## EXERCISE
Restate, word for word, all of the material shown below.

## SOURCE RECORDS
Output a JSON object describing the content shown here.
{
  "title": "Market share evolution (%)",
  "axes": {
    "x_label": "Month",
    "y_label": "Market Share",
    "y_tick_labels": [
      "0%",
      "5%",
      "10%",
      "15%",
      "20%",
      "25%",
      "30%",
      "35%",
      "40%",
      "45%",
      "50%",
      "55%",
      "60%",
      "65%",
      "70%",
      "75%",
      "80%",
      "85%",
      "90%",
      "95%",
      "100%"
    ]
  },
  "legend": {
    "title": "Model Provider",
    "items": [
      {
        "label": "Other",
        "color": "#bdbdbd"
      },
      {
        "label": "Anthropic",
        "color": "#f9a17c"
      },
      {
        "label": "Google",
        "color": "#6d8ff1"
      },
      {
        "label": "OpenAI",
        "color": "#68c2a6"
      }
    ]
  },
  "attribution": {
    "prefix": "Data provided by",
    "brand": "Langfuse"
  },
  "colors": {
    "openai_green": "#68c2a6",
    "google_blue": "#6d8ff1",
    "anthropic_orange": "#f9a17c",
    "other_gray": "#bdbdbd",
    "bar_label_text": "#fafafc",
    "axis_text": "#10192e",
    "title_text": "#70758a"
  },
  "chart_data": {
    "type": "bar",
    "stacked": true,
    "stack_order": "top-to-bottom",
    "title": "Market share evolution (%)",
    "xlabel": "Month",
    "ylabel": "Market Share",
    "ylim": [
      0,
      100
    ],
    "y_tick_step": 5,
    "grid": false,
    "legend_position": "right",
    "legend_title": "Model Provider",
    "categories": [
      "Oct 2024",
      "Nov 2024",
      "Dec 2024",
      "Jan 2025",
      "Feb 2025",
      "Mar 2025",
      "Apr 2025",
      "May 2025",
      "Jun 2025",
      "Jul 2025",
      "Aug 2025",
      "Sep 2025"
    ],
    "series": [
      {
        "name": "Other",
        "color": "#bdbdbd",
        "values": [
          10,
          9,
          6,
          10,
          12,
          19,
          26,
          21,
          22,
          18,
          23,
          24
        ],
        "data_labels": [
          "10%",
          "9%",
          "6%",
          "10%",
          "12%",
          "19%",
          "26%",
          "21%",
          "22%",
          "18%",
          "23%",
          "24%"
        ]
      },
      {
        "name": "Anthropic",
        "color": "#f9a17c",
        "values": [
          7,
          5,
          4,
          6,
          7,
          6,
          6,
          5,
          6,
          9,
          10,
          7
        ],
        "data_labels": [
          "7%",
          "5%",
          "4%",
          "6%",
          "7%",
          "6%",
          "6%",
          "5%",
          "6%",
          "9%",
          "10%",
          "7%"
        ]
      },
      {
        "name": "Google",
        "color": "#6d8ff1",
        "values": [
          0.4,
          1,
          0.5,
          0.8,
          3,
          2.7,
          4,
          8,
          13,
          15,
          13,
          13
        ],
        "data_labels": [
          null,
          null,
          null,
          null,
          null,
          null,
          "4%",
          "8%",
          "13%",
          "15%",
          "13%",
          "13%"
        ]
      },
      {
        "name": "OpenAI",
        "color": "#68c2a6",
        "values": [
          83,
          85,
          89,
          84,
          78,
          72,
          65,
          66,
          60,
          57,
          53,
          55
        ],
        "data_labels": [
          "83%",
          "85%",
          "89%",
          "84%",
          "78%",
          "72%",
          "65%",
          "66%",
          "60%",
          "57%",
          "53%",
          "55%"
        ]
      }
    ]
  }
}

## OUTPUT OF THE EXERCISE
Output a JSON object describing the content shown here.
{
  "title": "Market share evolution (%)",
  "axes": {
    "x_label": "Month",
    "y_label": "Market Share",
    "y_tick_labels": [
      "0%",
      "5%",
      "10%",
      "15%",
      "20%",
      "25%",
      "30%",
      "35%",
      "40%",
      "45%",
      "50%",
      "55%",
      "60%",
      "65%",
      "70%",
      "75%",
      "80%",
      "85%",
      "90%",
      "95%",
      "100%"
    ]
  },
  "legend": {
    "title": "Model Provider",
    "items": [
      {
        "label": "Other",
        "color": "#bdbdbd"
      },
      {
        "label": "Anthropic",
        "color": "#f9a17c"
      },
      {
        "label": "Google",
        "color": "#6d8ff1"
      },
      {
        "label": "OpenAI",
        "color": "#68c2a6"
      }
    ]
  },
  "attribution": {
    "prefix": "Data provided by",
    "brand": "Langfuse"
  },
  "colors": {
    "openai_green": "#68c2a6",
    "google_blue": "#6d8ff1",
    "anthropic_orange": "#f9a17c",
    "other_gray": "#bdbdbd",
    "bar_label_text": "#fafafc",
    "axis_text": "#10192e",
    "title_text": "#70758a"
  },
  "chart_data": {
    "type": "bar",
    "stacked": true,
    "stack_order": "top-to-bottom",
    "title": "Market share evolution (%)",
    "xlabel": "Month",
    "ylabel": "Market Share",
    "ylim": [
      0,
      100
    ],
    "y_tick_step": 5,
    "grid": false,
    "legend_position": "right",
    "legend_title": "Model Provider",
    "categories": [
      "Oct 2024",
      "Nov 2024",
      "Dec 2024",
      "Jan 2025",
      "Feb 2025",
      "Mar 2025",
      "Apr 2025",
      "May 2025",
      "Jun 2025",
      "Jul 2025",
      "Aug 2025",
      "Sep 2025"
    ],
    "series": [
      {
        "name": "Other",
        "color": "#bdbdbd",
        "values": [
          10,
          9,
          6,
          10,
          12,
          19,
          26,
          21,
          22,
          18,
          23,
          24
        ],
        "data_labels": [
          "10%",
          "9%",
          "6%",
          "10%",
          "12%",
          "19%",
          "26%",
          "21%",
          "22%",
          "18%",
          "23%",
          "24%"
        ]
      },
      {
        "name": "Anthropic",
        "color": "#f9a17c",
        "values": [
          7,
          5,
          4,
          6,
          7,
          6,
          6,
          5,
          6,
          9,
          10,
          7
        ],
        "data_labels": [
          "7%",
          "5%",
          "4%",
          "6%",
          "7%",
          "6%",
          "6%",
          "5%",
          "6%",
          "9%",
          "10%",
          "7%"
        ]
      },
      {
        "name": "Google",
        "color": "#6d8ff1",
        "values": [
          0.4,
          1,
          0.5,
          0.8,
          3,
          2.7,
          4,
          8,
          13,
          15,
          13,
          13
        ],
        "data_labels": [
          null,
          null,
          null,
          null,
          null,
          null,
          "4%",
          "8%",
          "13%",
          "15%",
          "13%",
          "13%"
        ]
      },
      {
        "name": "OpenAI",
        "color": "#68c2a6",
        "values": [
          83,
          85,
          89,
          84,
          78,
          72,
          65,
          66,
          60,
          57,
          53,
          55
        ],
        "data_labels": [
          "83%",
          "85%",
          "89%",
          "84%",
          "78%",
          "72%",
          "65%",
          "66%",
          "60%",
          "57%",
          "53%",
          "55%"
        ]
      }
    ]
  }
}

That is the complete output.